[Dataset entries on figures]
◆ ◆ ◆
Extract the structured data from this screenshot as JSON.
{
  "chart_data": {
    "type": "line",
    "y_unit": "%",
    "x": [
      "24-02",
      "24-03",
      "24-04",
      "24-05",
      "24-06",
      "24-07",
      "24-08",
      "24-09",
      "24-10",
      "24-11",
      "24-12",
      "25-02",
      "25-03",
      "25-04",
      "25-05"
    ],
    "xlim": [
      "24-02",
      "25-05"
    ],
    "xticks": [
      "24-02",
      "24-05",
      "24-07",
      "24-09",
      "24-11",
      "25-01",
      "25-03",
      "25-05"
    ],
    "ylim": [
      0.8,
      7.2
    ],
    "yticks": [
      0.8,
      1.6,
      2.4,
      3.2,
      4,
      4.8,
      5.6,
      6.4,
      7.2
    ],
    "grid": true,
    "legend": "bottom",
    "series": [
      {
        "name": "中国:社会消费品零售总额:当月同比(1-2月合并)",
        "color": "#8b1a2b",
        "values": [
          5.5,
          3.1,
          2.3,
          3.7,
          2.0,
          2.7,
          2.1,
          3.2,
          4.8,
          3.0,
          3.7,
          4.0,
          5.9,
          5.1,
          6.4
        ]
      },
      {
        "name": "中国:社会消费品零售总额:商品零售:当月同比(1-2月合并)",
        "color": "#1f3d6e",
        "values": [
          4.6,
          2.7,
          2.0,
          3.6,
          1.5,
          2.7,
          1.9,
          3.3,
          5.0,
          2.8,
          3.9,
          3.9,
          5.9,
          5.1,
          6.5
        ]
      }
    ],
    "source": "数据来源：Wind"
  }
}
◆ ◆ ◆
Written request » The records above must be output exactly, in full.

In response »
Extract the structured data from this screenshot as JSON.
{
  "chart_data": {
    "type": "line",
    "y_unit": "%",
    "x": [
      "24-02",
      "24-03",
      "24-04",
      "24-05",
      "24-06",
      "24-07",
      "24-08",
      "24-09",
      "24-10",
      "24-11",
      "24-12",
      "25-02",
      "25-03",
      "25-04",
      "25-05"
    ],
    "xlim": [
      "24-02",
      "25-05"
    ],
    "xticks": [
      "24-02",
      "24-05",
      "24-07",
      "24-09",
      "24-11",
      "25-01",
      "25-03",
      "25-05"
    ],
    "ylim": [
      0.8,
      7.2
    ],
    "yticks": [
      0.8,
      1.6,
      2.4,
      3.2,
      4,
      4.8,
      5.6,
      6.4,
      7.2
    ],
    "grid": true,
    "legend": "bottom",
    "series": [
      {
        "name": "中国:社会消费品零售总额:当月同比(1-2月合并)",
        "color": "#8b1a2b",
        "values": [
          5.5,
          3.1,
          2.3,
          3.7,
          2.0,
          2.7,
          2.1,
          3.2,
          4.8,
          3.0,
          3.7,
          4.0,
          5.9,
          5.1,
          6.4
        ]
      },
      {
        "name": "中国:社会消费品零售总额:商品零售:当月同比(1-2月合并)",
        "color": "#1f3d6e",
        "values": [
          4.6,
          2.7,
          2.0,
          3.6,
          1.5,
          2.7,
          1.9,
          3.3,
          5.0,
          2.8,
          3.9,
          3.9,
          5.9,
          5.1,
          6.5
        ]
      }
    ],
    "source": "数据来源：Wind"
  }
}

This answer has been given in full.